## BEGIN MATERIAL SHOWN

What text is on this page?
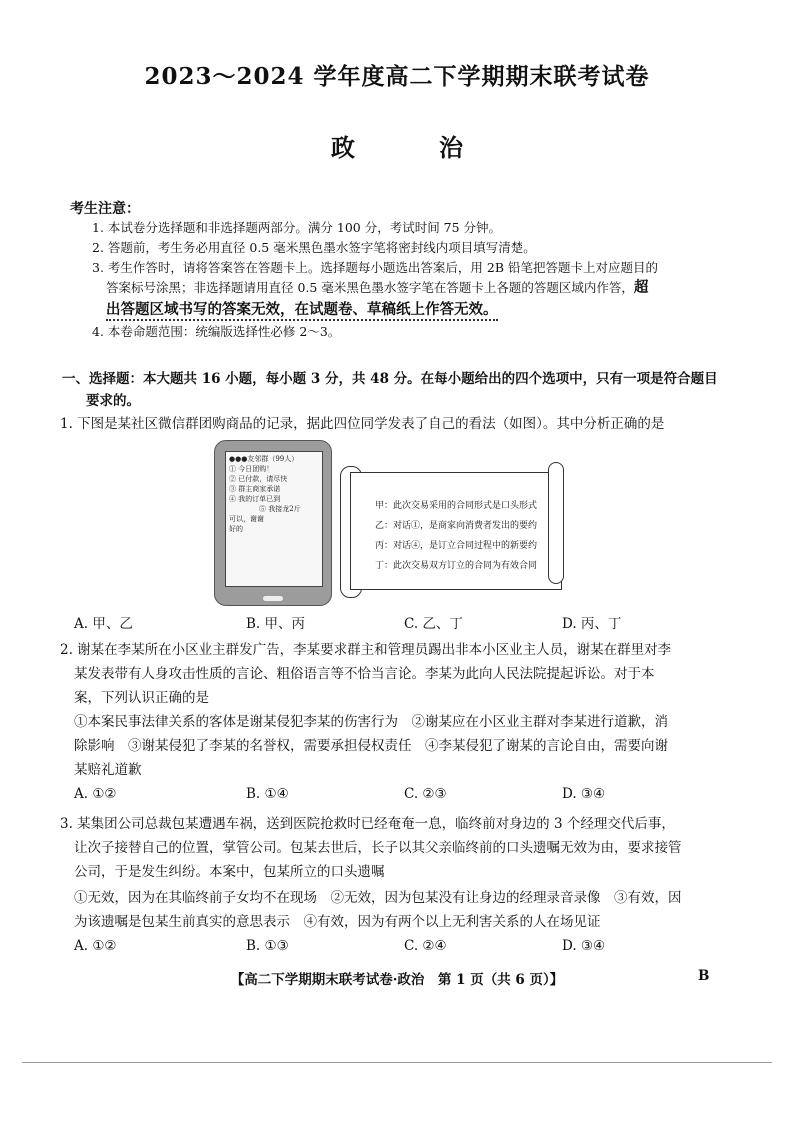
2023～2024 学年度高二下学期期末联考试卷
政　治
考生注意：
1. 本试卷分选择题和非选择题两部分。满分 100 分，考试时间 75 分钟。
2. 答题前，考生务必用直径 0.5 毫米黑色墨水签字笔将密封线内项目填写清楚。
3. 考生作答时，请将答案答在答题卡上。选择题每小题选出答案后，用 2B 铅笔把答题卡上对应题目的
答案标号涂黑；非选择题请用直径 0.5 毫米黑色墨水签字笔在答题卡上各题的答题区域内作答，超
出答题区域书写的答案无效，在试题卷、草稿纸上作答无效。
4. 本卷命题范围：统编版选择性必修 2～3。
一、选择题：本大题共 16 小题，每小题 3 分，共 48 分。在每小题给出的四个选项中，只有一项是符合题目
要求的。
1. 下图是某社区微信群团购商品的记录，据此四位同学发表了自己的看法（如图）。其中分析正确的是
●●●友邻群（99人）
① 今日团购！
② 已付款，请尽快
③ 群主商家承诺
④ 我的订单已到
⑤ 我接龙2斤
可以，谢谢
好的
甲：此次交易采用的合同形式是口头形式
乙：对话①，是商家向消费者发出的要约
丙：对话④，是订立合同过程中的新要约
丁：此次交易双方订立的合同为有效合同
A. 甲、乙	B. 甲、丙	C. 乙、丁	D. 丙、丁
2. 谢某在李某所在小区业主群发广告，李某要求群主和管理员踢出非本小区业主人员，谢某在群里对李
某发表带有人身攻击性质的言论、粗俗语言等不恰当言论。李某为此向人民法院提起诉讼。对于本
案，下列认识正确的是
①本案民事法律关系的客体是谢某侵犯李某的伤害行为　②谢某应在小区业主群对李某进行道歉，消
除影响　③谢某侵犯了李某的名誉权，需要承担侵权责任　④李某侵犯了谢某的言论自由，需要向谢
某赔礼道歉
A. ①②	B. ①④	C. ②③	D. ③④
3. 某集团公司总裁包某遭遇车祸，送到医院抢救时已经奄奄一息，临终前对身边的 3 个经理交代后事，
让次子接替自己的位置，掌管公司。包某去世后，长子以其父亲临终前的口头遗嘱无效为由，要求接管
公司，于是发生纠纷。本案中，包某所立的口头遗嘱
①无效，因为在其临终前子女均不在现场　②无效，因为包某没有让身边的经理录音录像　③有效，因
为该遗嘱是包某生前真实的意思表示　④有效，因为有两个以上无利害关系的人在场见证
A. ①②	B. ①③	C. ②④	D. ③④
【高二下学期期末联考试卷·政治　第 1 页（共 6 页）】	B
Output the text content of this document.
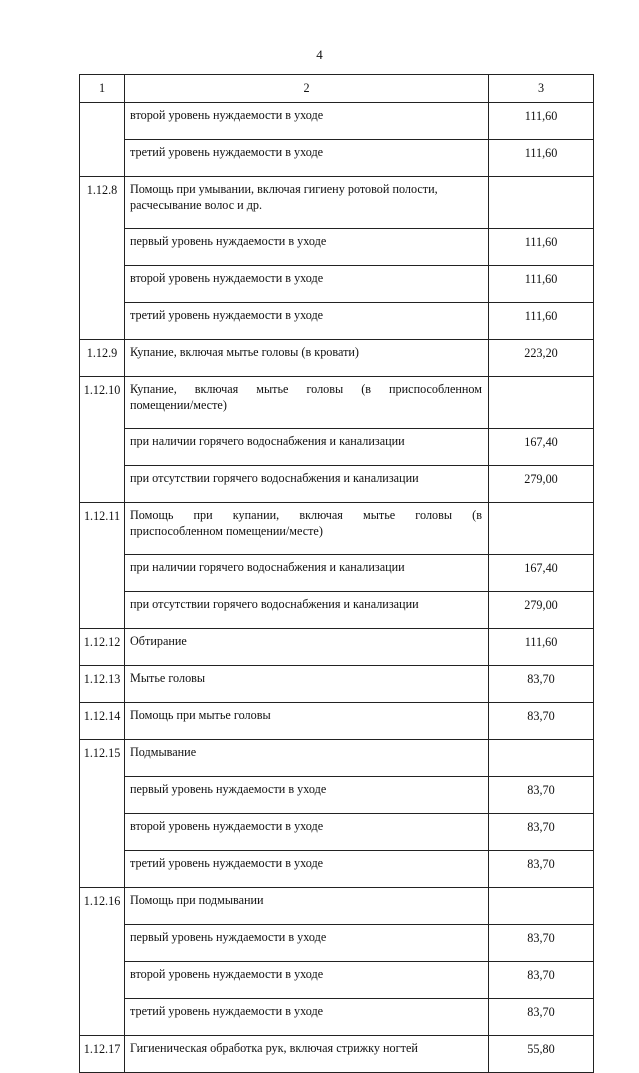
4
1	2	3
	второй уровень нуждаемости в уходе	111,60
	третий уровень нуждаемости в уходе	111,60
1.12.8	Помощь при умывании, включая гигиену ротовой полости,
расчесывание волос и др.	
	первый уровень нуждаемости в уходе	111,60
	второй уровень нуждаемости в уходе	111,60
	третий уровень нуждаемости в уходе	111,60
1.12.9	Купание, включая мытье головы (в кровати)	223,20
1.12.10	Купание, включая мытье головы (в приспособленном
помещении/месте)	
	при наличии горячего водоснабжения и канализации	167,40
	при отсутствии горячего водоснабжения и канализации	279,00
1.12.11	Помощь при купании, включая мытье головы (в
приспособленном помещении/месте)	
	при наличии горячего водоснабжения и канализации	167,40
	при отсутствии горячего водоснабжения и канализации	279,00
1.12.12	Обтирание	111,60
1.12.13	Мытье головы	83,70
1.12.14	Помощь при мытье головы	83,70
1.12.15	Подмывание	
	первый уровень нуждаемости в уходе	83,70
	второй уровень нуждаемости в уходе	83,70
	третий уровень нуждаемости в уходе	83,70
1.12.16	Помощь при подмывании	
	первый уровень нуждаемости в уходе	83,70
	второй уровень нуждаемости в уходе	83,70
	третий уровень нуждаемости в уходе	83,70
1.12.17	Гигиеническая обработка рук, включая стрижку ногтей	55,80
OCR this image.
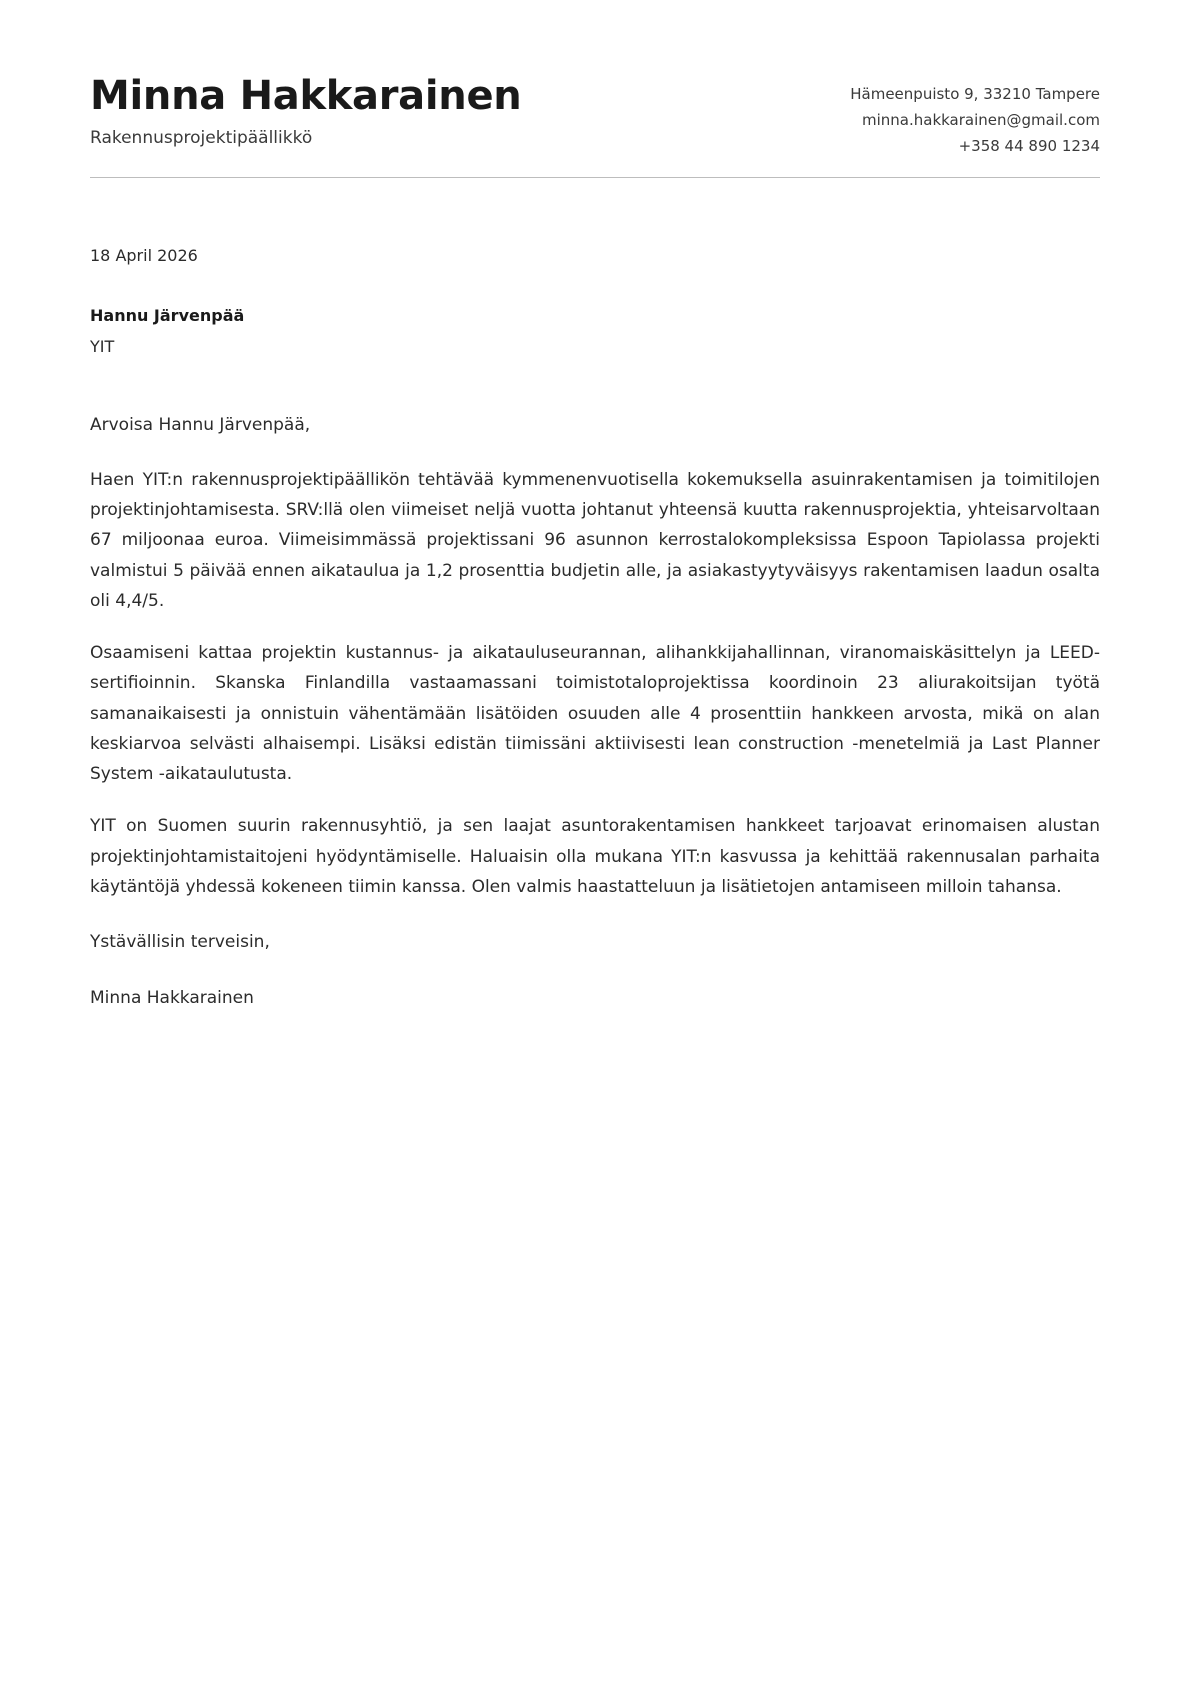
Minna Hakkarainen
Rakennusprojektipäällikkö
Hämeenpuisto 9, 33210 Tampere
minna.hakkarainen@gmail.com
+358 44 890 1234
18 April 2026
Hannu Järvenpää
YIT
Arvoisa Hannu Järvenpää,

Haen YIT:n rakennusprojektipäällikön tehtävää kymmenenvuotisella kokemuksella asuinrakentamisen ja toimitilojen projektinjohtamisesta. SRV:llä olen viimeiset neljä vuotta johtanut yhteensä kuutta rakennusprojektia, yhteisarvoltaan 67 miljoonaa euroa. Viimeisimmässä projektissani 96 asunnon kerrostalokompleksissa Espoon Tapiolassa projekti valmistui 5 päivää ennen aikataulua ja 1,2 prosenttia budjetin alle, ja asiakastyytyväisyys rakentamisen laadun osalta oli 4,4/5.

Osaamiseni kattaa projektin kustannus- ja aikatauluseurannan, alihankkijahallinnan, viranomaiskäsittelyn ja LEED-sertifioinnin. Skanska Finlandilla vastaamassani toimistotaloprojektissa koordinoin 23 aliurakoitsijan työtä samanaikaisesti ja onnistuin vähentämään lisätöiden osuuden alle 4 prosenttiin hankkeen arvosta, mikä on alan keskiarvoa selvästi alhaisempi. Lisäksi edistän tiimissäni aktiivisesti lean construction -menetelmiä ja Last Planner System -aikataulutusta.

YIT on Suomen suurin rakennusyhtiö, ja sen laajat asuntorakentamisen hankkeet tarjoavat erinomaisen alustan projektinjohtamistaitojeni hyödyntämiselle. Haluaisin olla mukana YIT:n kasvussa ja kehittää rakennusalan parhaita käytäntöjä yhdessä kokeneen tiimin kanssa. Olen valmis haastatteluun ja lisätietojen antamiseen milloin tahansa.

Ystävällisin terveisin,
Minna Hakkarainen
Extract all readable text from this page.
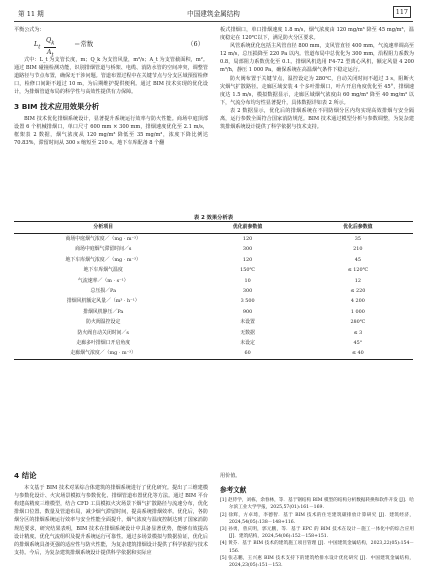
第 11 期	中国建筑金属结构	117

平衡公式为：

$L_t \frac{Q_k}{A_t}$	＝常数	（6）

式中：L_t 为支管长度，m；Q_k 为支管风量，m³/s；A_t 为支管截面积，m²。通过 BIM 碰撞检测功能，识别排烟管道与桥架、电缆、消防水管的空间冲突，调整管道路径与节点布置，确保无干涉问题。管道布置过程中在关键节点与分支区域预留检修口，检修口间距不超过 10 m，为后期维护提供便利。通过 BIM 技术实现的优化设计，为排烟管道布局的科学性与高效性提供有力保障。

3 BIM 技术应用效果分析

BIM 技术优化排烟系统设计，显著提升系统运行效率与防火性能。商场中庭顶部设置 6 个机械排烟口，单口尺寸 600 mm × 300 mm，排烟速度优化至 2.1 m/s，框架表 2 数据，烟气浓度从 120 mg/m³ 降低至 35 mg/m³，浓度下降比例达 70.83%，滞留时间从 300 s 缩短至 210 s。地下车库配备 8 个翻

板式排烟口，单口排烟速度 1.8 m/s，烟气浓度由 120 mg/m³ 降至 45 mg/m³，温度稳定在 120℃以下，满足防火分区要求。

风管系统优化包括主风管直径 800 mm，支风管直径 400 mm，气流速率调高至 12 m/s，总压损降至 220 Pa 以内。管道布局中总优化为 300 mm，沿程阻力系数为 0.8，局部阻力系数优化至 0.1。排烟风机选用 F4-72 型离心风机，额定风量 4 200 m³/h，静压 1 000 Pa，确保系统在高温烟气条件下稳定运行。

防火阀布置于关键节点，温控设定为 280℃，自动关闭时间不超过 3 s，阻断火灾烟气扩散路径。走廊区域安装 4 个多叶排烟口，叶片开启角度优化至 45°，排烟速度达 1.5 m/s，模拟数据显示，走廊区域烟气浓度由 60 mg/m³ 降至 40 mg/m³ 以下，气流分布均匀性显著提升，具体数据详如表 2 所示。

表 2 数据显示，优化后的排烟系统在不同防烟分区内均实现高效排烟与安全隔离，运行参数全面符合国家消防规范。BIM 技术通过模型分析与参数调整，为复杂建筑排烟系统设计提供了科学依据与技术支持。

表 2 效果分析表
分析项目	优化前参数值	优化后参数值
商场中庭烟气浓度／（mg · m⁻³）	120	35
商场中庭烟气滞留时间／s	300	210
地下车库烟气浓度／（mg · m⁻³）	120	45
地下车库烟气温度	150℃	≤ 120℃
气流速率／（m · s⁻¹）	10	12
总压损／Pa	300	≤ 220
排烟风机额定风量／（m³ · h⁻¹）	3 500	4 200
排烟风机静压／Pa	900	1 000
防火阀温控设定	未设置	280℃
防火阀自动关闭时间／s	无数据	≤ 3
走廊多叶排烟口开启角度	未设定	45°
走廊烟气浓度／（mg · m⁻³）	60	≤ 40

4 结论

本文基于 BIM 技术对某综合体建筑的排烟系统进行了优化研究。提出了三维建模与参数化设计、火灾场景模拟与参数优化、排烟管道布置优化等方法。通过 BIM 平台构建高精度三维模型，结合 CFD 工具模拟火灾场景下烟气扩散路径与流速分布，优化排烟口位置、数量及管道布局，减少烟气滞留时间，提高系统排烟效率。优化后，各防烟分区的排烟系统运行效率与安全性能全面提升，烟气浓度与温度控制达到了国家消防规范要求，研究结果表明，BIM 技术在排烟系统设计中具备显著优势，能够有效提高设计精度、优化气流组织及提升系统运行可靠性。通过多场景模拟与数据验证，优化后的排烟系统具备更强的适应性与防火性能，为复杂建筑排烟设计提供了科学依据与技术支持。今后，为复杂建筑排烟系统设计提供科学依据和实际应

用价值。

参考文献

[1] 赵侍学，刘栋，余春林，等．基于钢结构 BIM 模型的结构分析数据转换和软件开发 [J]．哈尔滨工业大学学报，2025,57(01):161－169.

[2] 徐辉，方卓琦，李德智．基于 BIM 技术的住宅建筑碳排放计算研究 [J]．建筑经济，2024,54(05):138－148+116.

[3] 孙勇，曾庆明，郭元鹏，等．基于 EPC 的 BIM 技术在设计－施工一体化中的综合应用 [J]．建筑结构，2024,54(06):152－158+151.

[4] 黄芬．基于 BIM 技术的建筑施工项目管理 [J]．中国建筑金属结构，2023,22(05):154－156.

[5] 张志鹏，王兴惠 BIM 技术支持下的建筑给排水设计优化研究 [J]．中国建筑金属结构，2024,23(05):151－153.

## END MATERIAL SHOWN

Which lines contain the word "головы"? Return each of them.

EXPECTED ANSWER =
1.12.9	Купание, включая мытье головы (в кровати)	223,20
1.12.10	Купание, включая мытье головы (в приспособленном
1.12.11	Помощь при купании, включая мытье головы (в
1.12.13	Мытье головы	83,70
1.12.14	Помощь при мытье головы	83,70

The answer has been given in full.